§ Assigned task: Summarize the text on steering a fast model in two sentences.

§ Text excerpt:
I am telling you. Speed matters for security. The faster model has a massive advantage in adversarial scenarios. Parsing audit trails. Scanning for credential leaks. Executing commands before an adversary can react. Searching large datasets for patterns. The model that thinks faster wins.

How to steer it

This is where it gets interesting. A model this fast requires different driving.

Context burns fast

128,000 tokens at 1,000 TPS means you can fill the context window in about 2 minutes of continuous generation. Every compaction event risks the model losing the original goal.

I watched this happen repeatedly in my first two days. The model would drift. Not obviously. Subtly. It would still produce code. Just not the code I asked for. Silent drift is worse than a loud error.

Context UsageBehavior
0-30%Sharp. Follows instructions precisely
30-60%Still good. Minor drift on complex tasks
60-80%Compaction likely. Starts losing earlier context
80-100%Compaction guaranteed. High risk of losing the plot

My whole time using Spark I avoided running the context up to compaction. Each event will likely have the model lose the purpose of its run. Every compaction risks the model veering off increasingly from the originally intended goal.

Be specific up front

Vague prompts with slow models are fine. You have time to redirect. Vague prompts with Spark produce wrong output at high speed. You are not saving time. You are generating waste faster.

Include the file path. The function name. The expected behavior. The edge case. The model is fast enough that a precise prompt returns correct output before a vague prompt returns something you need to re-read.

§ Excerpted records:
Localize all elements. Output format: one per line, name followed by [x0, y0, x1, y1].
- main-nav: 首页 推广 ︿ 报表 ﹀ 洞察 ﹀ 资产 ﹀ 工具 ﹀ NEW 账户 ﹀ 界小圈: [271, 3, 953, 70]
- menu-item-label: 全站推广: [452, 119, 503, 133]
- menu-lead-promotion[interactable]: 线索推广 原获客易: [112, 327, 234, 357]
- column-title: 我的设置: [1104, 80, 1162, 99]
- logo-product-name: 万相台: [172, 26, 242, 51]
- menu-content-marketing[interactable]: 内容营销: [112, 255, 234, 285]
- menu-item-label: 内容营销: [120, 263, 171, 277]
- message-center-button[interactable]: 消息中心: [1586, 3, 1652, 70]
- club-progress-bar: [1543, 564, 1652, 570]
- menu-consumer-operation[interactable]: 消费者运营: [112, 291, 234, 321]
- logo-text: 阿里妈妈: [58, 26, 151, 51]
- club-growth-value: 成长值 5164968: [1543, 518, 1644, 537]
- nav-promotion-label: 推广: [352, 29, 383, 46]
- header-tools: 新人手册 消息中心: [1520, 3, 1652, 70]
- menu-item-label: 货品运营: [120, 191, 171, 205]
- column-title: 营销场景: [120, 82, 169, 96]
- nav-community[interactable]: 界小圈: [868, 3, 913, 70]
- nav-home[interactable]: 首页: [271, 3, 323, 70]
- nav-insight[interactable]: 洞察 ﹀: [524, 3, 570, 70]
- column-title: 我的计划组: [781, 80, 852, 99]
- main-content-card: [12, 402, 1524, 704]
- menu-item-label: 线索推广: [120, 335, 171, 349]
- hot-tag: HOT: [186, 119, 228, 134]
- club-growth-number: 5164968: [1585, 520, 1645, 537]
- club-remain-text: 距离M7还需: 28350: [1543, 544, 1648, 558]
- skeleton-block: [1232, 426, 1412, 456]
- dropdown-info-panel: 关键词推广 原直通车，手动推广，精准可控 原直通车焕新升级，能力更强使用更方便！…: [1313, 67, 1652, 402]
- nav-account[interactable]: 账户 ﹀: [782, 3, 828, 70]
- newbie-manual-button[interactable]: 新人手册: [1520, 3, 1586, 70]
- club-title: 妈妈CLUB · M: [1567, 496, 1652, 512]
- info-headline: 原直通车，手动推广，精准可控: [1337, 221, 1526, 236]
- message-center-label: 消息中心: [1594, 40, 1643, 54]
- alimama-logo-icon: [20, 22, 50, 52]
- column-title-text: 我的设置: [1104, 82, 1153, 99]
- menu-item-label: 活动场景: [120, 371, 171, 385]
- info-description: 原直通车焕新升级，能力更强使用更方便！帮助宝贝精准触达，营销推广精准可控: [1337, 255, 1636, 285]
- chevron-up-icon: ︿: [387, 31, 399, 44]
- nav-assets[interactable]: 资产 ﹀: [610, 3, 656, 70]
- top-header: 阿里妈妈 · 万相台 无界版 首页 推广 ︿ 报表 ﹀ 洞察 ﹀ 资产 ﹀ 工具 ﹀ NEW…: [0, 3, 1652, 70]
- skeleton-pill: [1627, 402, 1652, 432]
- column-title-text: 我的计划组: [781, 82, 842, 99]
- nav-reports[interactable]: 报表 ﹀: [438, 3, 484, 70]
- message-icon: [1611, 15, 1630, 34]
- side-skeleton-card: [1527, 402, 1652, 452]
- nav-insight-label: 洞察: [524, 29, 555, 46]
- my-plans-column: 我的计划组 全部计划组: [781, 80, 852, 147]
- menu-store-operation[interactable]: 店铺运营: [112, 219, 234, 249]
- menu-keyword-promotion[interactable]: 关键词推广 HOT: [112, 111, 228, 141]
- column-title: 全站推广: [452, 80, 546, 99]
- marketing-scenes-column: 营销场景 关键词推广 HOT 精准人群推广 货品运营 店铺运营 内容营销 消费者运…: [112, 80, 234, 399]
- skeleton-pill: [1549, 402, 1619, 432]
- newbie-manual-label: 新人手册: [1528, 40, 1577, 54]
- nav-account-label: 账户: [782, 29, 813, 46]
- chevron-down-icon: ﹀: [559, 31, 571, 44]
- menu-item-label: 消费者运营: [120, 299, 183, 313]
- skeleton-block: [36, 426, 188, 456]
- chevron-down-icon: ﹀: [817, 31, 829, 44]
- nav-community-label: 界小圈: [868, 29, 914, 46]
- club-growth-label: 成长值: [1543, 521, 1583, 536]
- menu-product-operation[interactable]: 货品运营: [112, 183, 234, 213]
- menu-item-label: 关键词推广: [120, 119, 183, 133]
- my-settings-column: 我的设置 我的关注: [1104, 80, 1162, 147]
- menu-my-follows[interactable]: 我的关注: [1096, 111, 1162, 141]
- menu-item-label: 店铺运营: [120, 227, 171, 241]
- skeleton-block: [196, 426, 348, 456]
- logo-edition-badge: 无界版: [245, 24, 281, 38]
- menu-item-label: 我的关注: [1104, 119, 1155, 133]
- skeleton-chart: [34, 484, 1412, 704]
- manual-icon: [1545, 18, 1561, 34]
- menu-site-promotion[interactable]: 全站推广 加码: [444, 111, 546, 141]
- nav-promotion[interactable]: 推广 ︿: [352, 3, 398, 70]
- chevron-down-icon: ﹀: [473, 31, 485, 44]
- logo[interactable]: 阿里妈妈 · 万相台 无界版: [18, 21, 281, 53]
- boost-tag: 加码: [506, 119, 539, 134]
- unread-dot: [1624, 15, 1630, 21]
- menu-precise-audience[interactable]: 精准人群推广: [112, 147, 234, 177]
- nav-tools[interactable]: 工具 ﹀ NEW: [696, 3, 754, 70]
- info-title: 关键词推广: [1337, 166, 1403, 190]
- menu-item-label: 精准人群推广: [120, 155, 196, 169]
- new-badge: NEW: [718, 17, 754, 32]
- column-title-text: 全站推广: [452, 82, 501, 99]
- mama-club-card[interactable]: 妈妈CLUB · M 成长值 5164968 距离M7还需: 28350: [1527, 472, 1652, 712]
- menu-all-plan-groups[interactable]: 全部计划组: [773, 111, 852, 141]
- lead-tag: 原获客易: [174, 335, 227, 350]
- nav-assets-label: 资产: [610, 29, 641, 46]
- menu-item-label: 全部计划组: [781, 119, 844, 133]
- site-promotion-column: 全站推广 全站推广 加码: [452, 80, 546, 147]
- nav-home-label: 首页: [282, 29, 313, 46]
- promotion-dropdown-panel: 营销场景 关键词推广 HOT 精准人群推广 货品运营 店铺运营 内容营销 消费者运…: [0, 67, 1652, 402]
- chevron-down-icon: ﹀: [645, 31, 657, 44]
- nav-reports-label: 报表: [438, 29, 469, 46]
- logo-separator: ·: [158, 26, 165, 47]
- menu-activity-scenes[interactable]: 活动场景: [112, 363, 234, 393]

§ Solution to this exercise: The text argues that speed matters for security, since a faster model has an advantage in adversarial work such as parsing audit trails and scanning for credential leaks, but that a model this fast requires different driving. Because its 128,000-token context can fill in about two minutes and each compaction risks losing the original goal, the writer avoided running the context up to compaction and urges precise prompts that include the file path, function name, expected behavior and edge case.